**Exercise materials:**
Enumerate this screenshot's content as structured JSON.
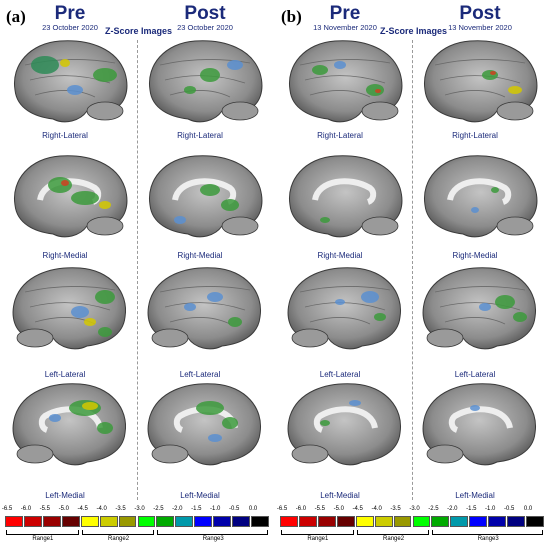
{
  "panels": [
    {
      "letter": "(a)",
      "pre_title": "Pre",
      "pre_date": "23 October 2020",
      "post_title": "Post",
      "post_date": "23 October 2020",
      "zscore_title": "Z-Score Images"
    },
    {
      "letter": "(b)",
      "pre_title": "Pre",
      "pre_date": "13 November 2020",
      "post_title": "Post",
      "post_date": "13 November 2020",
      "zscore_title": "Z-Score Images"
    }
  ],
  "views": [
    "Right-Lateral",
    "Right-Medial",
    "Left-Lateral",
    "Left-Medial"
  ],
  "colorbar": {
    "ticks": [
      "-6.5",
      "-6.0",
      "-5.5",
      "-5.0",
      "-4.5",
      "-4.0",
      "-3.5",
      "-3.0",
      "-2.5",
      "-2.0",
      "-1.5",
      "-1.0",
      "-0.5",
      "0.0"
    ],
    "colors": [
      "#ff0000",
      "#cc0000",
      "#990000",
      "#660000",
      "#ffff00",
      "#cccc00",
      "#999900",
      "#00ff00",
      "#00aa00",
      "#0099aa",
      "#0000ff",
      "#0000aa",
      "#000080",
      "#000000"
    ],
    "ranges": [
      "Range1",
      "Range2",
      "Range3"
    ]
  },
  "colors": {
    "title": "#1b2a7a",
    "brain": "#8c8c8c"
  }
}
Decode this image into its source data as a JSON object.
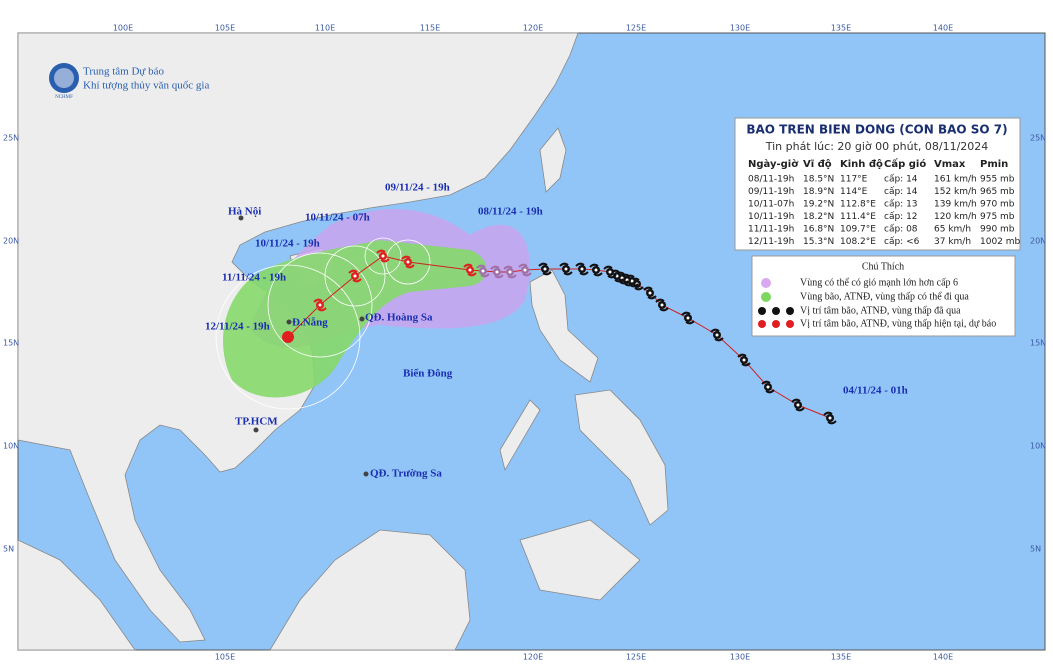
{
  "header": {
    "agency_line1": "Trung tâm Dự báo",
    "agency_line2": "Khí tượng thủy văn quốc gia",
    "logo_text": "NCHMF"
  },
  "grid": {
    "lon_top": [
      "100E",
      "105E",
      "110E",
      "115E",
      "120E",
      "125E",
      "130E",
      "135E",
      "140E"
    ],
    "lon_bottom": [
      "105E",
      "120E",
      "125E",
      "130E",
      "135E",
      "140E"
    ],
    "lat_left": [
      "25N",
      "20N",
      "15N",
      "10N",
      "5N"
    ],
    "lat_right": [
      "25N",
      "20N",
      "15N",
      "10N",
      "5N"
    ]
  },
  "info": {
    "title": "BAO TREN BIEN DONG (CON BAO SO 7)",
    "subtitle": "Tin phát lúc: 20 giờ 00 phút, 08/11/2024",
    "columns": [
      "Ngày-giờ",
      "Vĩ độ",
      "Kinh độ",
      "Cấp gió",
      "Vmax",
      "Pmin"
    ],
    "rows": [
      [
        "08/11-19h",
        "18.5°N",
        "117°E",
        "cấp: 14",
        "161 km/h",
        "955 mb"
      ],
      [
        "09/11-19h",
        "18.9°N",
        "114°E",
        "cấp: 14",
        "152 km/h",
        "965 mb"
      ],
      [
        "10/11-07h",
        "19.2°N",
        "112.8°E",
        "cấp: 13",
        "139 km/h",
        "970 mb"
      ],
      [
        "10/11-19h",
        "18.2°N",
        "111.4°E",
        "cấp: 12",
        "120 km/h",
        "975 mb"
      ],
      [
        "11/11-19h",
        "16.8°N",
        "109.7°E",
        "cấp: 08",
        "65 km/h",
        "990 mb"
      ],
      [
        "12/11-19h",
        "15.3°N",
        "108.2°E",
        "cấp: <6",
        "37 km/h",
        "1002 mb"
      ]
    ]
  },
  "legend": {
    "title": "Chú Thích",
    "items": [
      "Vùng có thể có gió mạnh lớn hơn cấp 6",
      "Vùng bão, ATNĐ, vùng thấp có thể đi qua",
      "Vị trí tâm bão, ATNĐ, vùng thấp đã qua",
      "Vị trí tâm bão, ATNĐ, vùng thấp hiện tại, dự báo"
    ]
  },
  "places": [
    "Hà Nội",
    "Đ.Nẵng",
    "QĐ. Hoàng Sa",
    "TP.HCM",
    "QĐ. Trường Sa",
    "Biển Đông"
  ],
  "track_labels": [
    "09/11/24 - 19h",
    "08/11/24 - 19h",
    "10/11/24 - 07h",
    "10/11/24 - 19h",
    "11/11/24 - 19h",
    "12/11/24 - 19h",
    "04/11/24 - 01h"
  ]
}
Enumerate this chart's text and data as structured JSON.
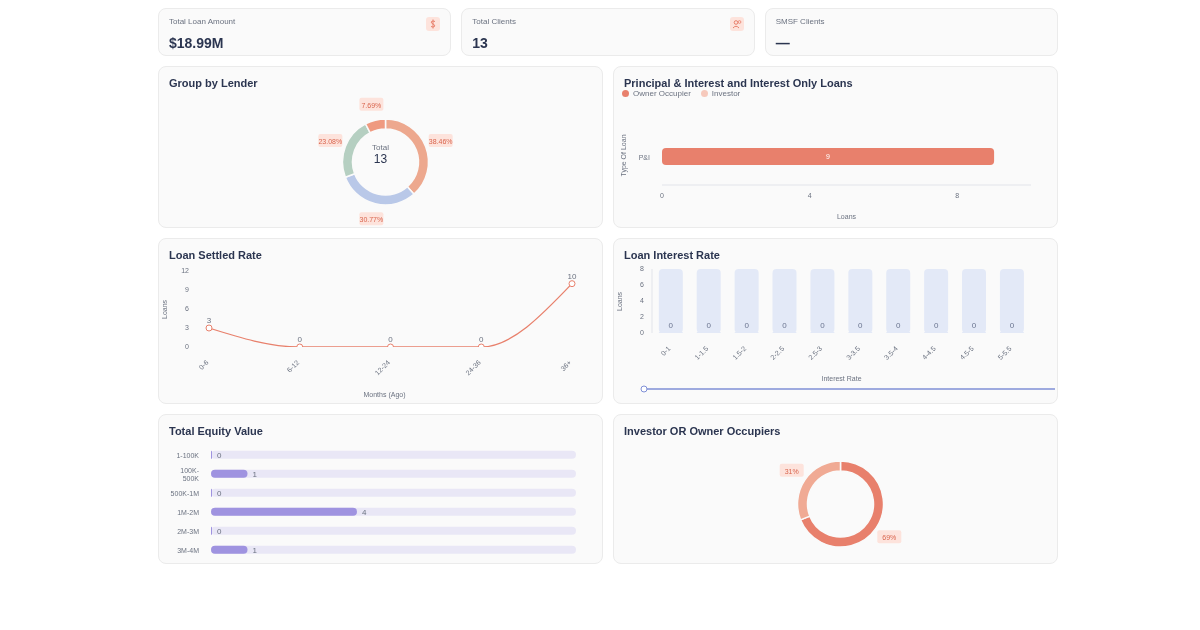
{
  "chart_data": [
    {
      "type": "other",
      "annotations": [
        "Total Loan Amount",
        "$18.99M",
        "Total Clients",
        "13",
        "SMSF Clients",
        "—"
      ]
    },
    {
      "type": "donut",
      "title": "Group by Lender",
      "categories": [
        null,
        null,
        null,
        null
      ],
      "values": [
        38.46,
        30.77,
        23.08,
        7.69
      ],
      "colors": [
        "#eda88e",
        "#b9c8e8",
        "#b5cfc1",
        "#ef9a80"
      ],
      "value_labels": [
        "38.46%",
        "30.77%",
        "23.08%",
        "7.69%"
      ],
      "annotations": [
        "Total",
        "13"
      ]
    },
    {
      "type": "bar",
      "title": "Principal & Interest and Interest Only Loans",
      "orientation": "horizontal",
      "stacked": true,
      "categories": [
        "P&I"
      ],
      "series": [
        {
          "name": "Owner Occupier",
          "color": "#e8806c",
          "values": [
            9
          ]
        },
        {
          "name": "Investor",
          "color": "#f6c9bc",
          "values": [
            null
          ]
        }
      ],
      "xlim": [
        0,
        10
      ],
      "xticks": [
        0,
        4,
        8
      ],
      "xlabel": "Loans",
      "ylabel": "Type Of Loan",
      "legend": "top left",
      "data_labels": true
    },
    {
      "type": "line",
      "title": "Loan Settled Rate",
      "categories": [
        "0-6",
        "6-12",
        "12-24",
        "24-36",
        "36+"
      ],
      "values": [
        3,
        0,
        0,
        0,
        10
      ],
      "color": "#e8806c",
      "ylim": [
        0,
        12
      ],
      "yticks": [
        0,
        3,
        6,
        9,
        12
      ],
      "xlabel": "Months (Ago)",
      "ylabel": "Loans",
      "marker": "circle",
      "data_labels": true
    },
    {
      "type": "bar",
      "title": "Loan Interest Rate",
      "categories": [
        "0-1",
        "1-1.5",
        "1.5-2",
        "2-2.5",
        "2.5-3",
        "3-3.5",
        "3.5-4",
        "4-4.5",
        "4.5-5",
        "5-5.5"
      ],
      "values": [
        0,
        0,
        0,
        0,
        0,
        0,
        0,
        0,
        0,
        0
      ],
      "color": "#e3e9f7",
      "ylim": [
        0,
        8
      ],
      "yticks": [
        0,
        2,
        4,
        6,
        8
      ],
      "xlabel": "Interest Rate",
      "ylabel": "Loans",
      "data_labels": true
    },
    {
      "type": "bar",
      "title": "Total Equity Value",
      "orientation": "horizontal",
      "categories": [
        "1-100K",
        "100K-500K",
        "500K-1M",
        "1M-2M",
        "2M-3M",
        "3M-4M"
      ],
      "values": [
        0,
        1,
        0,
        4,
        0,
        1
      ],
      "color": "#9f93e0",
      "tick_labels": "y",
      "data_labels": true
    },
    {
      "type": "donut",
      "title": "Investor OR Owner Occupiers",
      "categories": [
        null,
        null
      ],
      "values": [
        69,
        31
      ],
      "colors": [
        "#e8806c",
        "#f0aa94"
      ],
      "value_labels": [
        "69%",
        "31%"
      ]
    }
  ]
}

---

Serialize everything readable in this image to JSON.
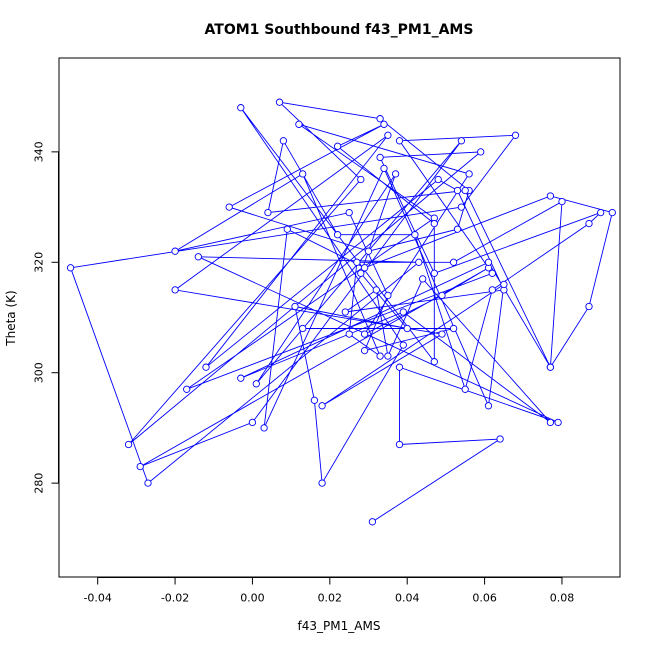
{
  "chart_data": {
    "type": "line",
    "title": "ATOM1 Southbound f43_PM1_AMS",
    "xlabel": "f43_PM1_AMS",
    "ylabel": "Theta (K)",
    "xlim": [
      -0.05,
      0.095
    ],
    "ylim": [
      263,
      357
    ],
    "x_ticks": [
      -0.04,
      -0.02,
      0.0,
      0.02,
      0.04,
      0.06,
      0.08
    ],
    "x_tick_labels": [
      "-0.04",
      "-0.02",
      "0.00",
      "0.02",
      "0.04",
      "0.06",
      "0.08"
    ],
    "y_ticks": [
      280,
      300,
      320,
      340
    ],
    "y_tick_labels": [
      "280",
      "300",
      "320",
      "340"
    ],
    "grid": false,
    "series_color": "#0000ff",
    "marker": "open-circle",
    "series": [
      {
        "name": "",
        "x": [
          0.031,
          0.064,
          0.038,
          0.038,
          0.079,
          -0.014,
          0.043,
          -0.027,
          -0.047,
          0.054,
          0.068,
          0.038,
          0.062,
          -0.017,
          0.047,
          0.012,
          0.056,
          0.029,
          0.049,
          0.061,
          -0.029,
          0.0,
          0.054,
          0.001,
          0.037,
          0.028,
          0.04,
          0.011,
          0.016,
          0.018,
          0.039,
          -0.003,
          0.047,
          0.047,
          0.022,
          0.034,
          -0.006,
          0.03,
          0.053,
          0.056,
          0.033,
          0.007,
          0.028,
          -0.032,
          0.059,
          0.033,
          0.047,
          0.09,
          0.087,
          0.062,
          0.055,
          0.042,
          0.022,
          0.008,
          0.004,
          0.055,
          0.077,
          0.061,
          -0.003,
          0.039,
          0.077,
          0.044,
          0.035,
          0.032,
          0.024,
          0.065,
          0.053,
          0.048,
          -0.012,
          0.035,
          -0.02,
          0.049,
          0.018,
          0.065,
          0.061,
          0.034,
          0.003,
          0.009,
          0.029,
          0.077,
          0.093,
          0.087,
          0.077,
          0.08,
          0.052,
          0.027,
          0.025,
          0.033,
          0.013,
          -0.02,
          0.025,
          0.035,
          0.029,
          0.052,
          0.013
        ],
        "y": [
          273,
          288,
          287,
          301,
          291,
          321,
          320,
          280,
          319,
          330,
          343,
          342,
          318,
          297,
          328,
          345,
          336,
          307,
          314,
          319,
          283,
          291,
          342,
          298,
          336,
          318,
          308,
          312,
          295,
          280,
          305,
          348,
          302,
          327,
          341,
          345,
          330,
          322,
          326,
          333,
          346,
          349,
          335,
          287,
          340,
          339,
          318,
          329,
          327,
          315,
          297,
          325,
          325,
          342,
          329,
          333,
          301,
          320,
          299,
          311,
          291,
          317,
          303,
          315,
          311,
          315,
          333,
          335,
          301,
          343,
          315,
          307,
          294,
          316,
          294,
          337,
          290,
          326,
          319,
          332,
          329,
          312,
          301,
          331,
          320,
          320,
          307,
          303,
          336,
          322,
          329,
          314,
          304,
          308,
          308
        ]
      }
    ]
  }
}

---

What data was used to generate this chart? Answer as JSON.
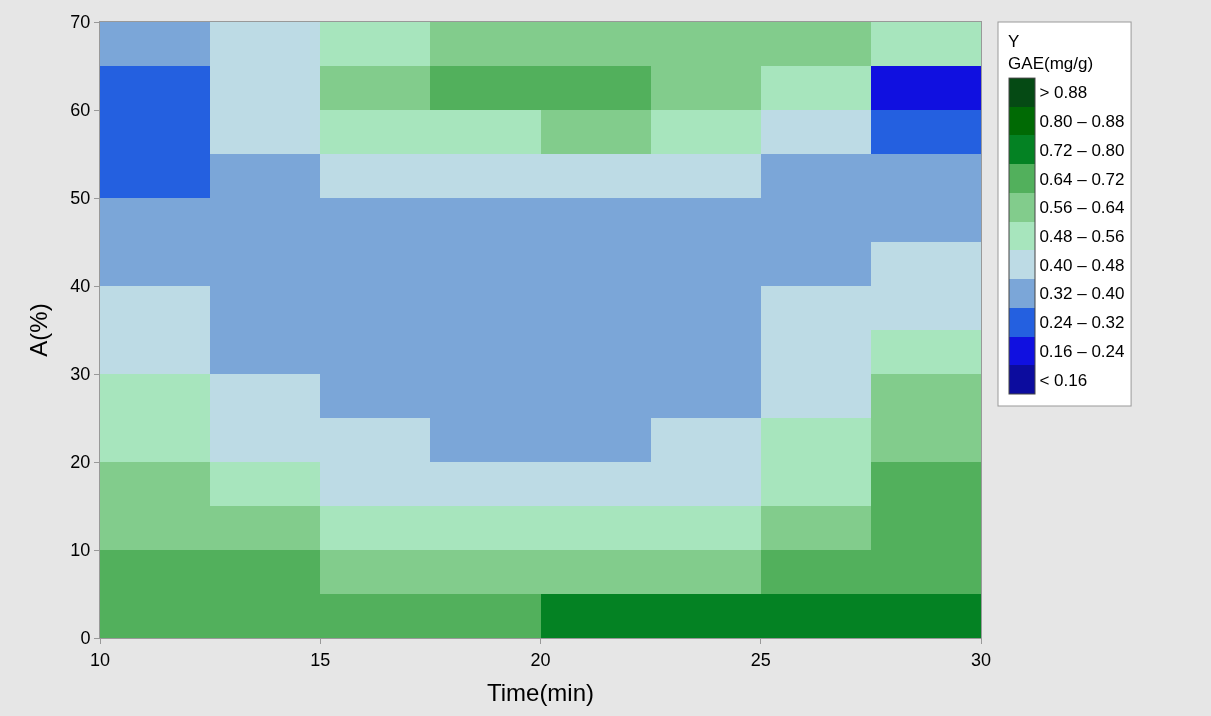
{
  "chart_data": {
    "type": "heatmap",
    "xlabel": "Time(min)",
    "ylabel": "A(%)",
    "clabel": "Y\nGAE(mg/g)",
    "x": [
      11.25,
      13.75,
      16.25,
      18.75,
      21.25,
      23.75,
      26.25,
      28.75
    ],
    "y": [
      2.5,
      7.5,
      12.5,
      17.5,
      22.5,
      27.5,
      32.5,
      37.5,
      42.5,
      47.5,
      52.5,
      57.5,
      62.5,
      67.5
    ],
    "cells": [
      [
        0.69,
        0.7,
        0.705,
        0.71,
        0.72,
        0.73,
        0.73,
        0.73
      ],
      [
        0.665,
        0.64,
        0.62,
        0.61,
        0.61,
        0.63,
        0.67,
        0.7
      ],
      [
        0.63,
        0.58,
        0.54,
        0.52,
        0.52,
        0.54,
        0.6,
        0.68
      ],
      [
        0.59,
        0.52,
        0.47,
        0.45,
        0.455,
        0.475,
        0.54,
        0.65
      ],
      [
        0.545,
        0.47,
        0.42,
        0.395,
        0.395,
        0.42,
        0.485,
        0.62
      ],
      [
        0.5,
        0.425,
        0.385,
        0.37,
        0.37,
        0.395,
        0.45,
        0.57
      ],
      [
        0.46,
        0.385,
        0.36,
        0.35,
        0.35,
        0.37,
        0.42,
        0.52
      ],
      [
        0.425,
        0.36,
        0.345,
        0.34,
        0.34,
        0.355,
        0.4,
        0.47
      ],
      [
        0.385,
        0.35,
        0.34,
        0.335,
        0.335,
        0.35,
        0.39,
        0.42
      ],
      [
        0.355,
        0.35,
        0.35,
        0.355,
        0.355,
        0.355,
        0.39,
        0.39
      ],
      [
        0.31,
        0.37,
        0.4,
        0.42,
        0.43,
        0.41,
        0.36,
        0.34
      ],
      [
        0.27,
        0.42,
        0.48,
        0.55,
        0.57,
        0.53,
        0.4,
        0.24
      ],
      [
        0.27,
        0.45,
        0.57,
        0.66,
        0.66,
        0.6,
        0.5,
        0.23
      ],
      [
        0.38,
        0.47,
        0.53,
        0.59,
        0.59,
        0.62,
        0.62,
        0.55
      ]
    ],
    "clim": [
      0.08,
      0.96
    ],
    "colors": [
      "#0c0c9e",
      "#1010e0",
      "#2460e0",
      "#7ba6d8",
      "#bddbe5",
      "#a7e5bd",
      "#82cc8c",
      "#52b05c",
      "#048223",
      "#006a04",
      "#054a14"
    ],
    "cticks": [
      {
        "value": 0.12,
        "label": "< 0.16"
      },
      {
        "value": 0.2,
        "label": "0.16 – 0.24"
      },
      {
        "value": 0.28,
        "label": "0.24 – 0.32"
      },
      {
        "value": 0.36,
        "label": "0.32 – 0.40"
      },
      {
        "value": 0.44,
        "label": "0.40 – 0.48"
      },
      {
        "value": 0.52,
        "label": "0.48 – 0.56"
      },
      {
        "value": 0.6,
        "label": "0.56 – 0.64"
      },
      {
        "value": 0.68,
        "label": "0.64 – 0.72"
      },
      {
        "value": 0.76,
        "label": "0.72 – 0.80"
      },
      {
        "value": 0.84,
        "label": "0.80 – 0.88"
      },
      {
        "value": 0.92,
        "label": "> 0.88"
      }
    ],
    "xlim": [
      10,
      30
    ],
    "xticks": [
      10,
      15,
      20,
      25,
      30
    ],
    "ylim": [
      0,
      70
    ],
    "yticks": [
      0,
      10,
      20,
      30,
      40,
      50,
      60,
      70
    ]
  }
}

**Aim:**
Identify every line above with the string "thấp" in it. Copy those lines.

**Output of the task:**
      "Vùng bão, ATNĐ, vùng thấp có thể đi qua",
      "Vị trí tâm bão, ATNĐ, vùng thấp đã qua",
      "Vị trí tâm bão, ATNĐ, vùng thấp hiện tại, dự báo"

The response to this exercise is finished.